**WORK TO DO:** Omit every image, and transcribe the remaining entries exactly as given.

--*--

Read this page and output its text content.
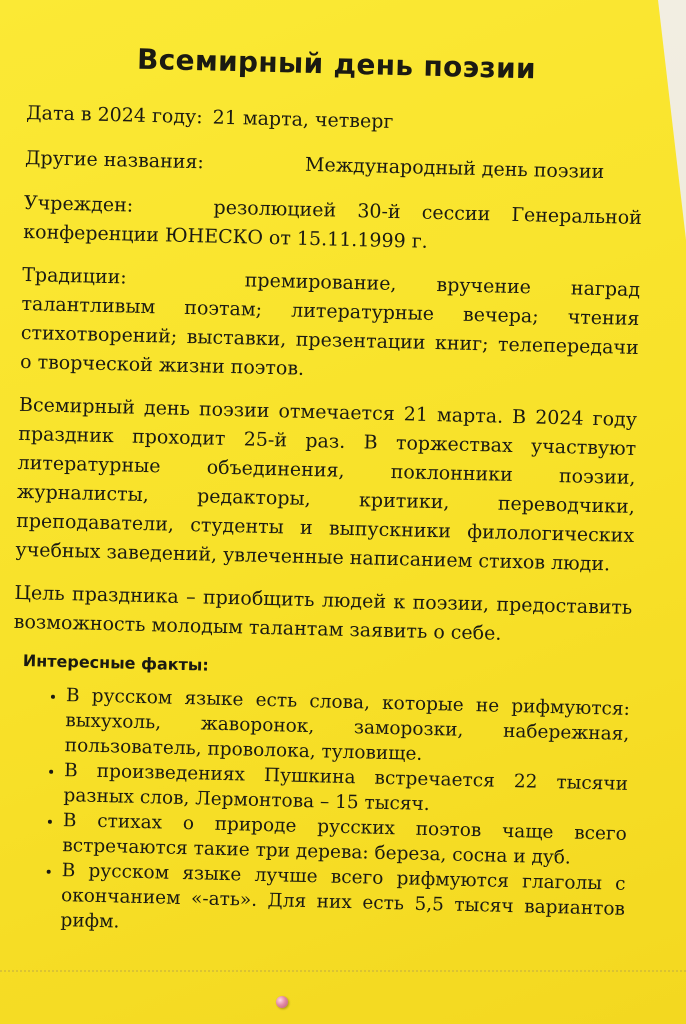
Всемирный день поэзии
Дата в 2024 году: 21 марта, четверг
Другие названия:	Международный день поэзии

Учрежден:   	резолюцией 30-й сессии Генеральной конференции ЮНЕСКО от 15.11.1999 г.

Традиции:   	премирование, вручение наград талантливым поэтам; литературные вечера; чтения стихотворений; выставки, презентации книг; телепередачи о творческой жизни поэтов.

Всемирный день поэзии отмечается 21 марта. В 2024 году праздник проходит 25-й раз. В торжествах участвуют литературные объединения, поклонники поэзии, журналисты, редакторы, критики, переводчики, преподаватели, студенты и выпускники филологических учебных заведений, увлеченные написанием стихов люди.

Цель праздника – приобщить людей к поэзии, предоставить возможность молодым талантам заявить о себе.

Интересные факты:
• В русском языке есть слова, которые не рифмуются: выхухоль, жаворонок, заморозки, набережная, пользователь, проволока, туловище.
• В произведениях Пушкина встречается 22 тысячи разных слов, Лермонтова – 15 тысяч.
• В стихах о природе русских поэтов чаще всего встречаются такие три дерева: береза, сосна и дуб.
• В русском языке лучше всего рифмуются глаголы с окончанием «-ать». Для них есть 5,5 тысяч вариантов рифм.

--*--

**FINISHED TASK:**
Read this page and output its text content.
Всемирный день поэзии
Дата в 2024 году: 21 марта, четверг
Другие названия:	Международный день поэзии

Учрежден:   	резолюцией 30-й сессии Генеральной конференции ЮНЕСКО от 15.11.1999 г.

Традиции:   	премирование, вручение наград талантливым поэтам; литературные вечера; чтения стихотворений; выставки, презентации книг; телепередачи о творческой жизни поэтов.

Всемирный день поэзии отмечается 21 марта. В 2024 году праздник проходит 25-й раз. В торжествах участвуют литературные объединения, поклонники поэзии, журналисты, редакторы, критики, переводчики, преподаватели, студенты и выпускники филологических учебных заведений, увлеченные написанием стихов люди.

Цель праздника – приобщить людей к поэзии, предоставить возможность молодым талантам заявить о себе.

Интересные факты:
• В русском языке есть слова, которые не рифмуются: выхухоль, жаворонок, заморозки, набережная, пользователь, проволока, туловище.
• В произведениях Пушкина встречается 22 тысячи разных слов, Лермонтова – 15 тысяч.
• В стихах о природе русских поэтов чаще всего встречаются такие три дерева: береза, сосна и дуб.
• В русском языке лучше всего рифмуются глаголы с окончанием «-ать». Для них есть 5,5 тысяч вариантов рифм.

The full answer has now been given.